>> Begin Records supplied

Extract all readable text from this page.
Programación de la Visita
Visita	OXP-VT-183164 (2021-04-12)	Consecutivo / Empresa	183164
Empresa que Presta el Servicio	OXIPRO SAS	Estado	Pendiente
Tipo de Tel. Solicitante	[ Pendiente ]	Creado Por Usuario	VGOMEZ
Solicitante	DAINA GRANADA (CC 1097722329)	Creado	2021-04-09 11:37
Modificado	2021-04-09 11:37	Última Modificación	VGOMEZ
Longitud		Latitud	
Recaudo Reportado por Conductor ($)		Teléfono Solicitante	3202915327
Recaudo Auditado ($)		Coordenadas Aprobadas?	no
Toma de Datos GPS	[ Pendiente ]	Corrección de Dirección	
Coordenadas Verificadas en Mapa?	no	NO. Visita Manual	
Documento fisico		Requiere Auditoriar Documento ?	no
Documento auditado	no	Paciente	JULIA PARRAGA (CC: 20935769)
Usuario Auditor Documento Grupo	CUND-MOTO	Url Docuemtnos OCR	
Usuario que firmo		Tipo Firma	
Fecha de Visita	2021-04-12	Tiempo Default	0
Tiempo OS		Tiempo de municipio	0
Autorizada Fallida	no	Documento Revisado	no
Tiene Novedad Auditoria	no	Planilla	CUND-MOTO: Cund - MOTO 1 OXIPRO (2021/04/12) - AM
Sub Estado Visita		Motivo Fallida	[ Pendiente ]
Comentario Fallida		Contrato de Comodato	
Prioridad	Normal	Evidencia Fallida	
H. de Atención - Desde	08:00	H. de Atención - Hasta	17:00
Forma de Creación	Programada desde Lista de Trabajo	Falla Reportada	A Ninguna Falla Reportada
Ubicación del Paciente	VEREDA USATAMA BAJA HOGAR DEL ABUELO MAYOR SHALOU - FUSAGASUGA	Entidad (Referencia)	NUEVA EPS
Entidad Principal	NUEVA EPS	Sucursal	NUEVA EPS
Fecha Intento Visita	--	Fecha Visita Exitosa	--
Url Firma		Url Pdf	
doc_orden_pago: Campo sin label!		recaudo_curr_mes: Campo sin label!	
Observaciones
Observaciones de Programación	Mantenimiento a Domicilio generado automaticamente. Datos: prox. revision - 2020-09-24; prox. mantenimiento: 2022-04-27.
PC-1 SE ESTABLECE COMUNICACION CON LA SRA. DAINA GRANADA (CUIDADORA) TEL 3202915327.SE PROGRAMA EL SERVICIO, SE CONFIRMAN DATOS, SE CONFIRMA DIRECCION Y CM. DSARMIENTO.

>> End Records supplied

**Written instruction:**
Return from the data every line that holds "VGOMEZ".

**Response to this task:**
Tipo de Tel. Solicitante	[ Pendiente ]	Creado Por Usuario	VGOMEZ
Modificado	2021-04-09 11:37	Última Modificación	VGOMEZ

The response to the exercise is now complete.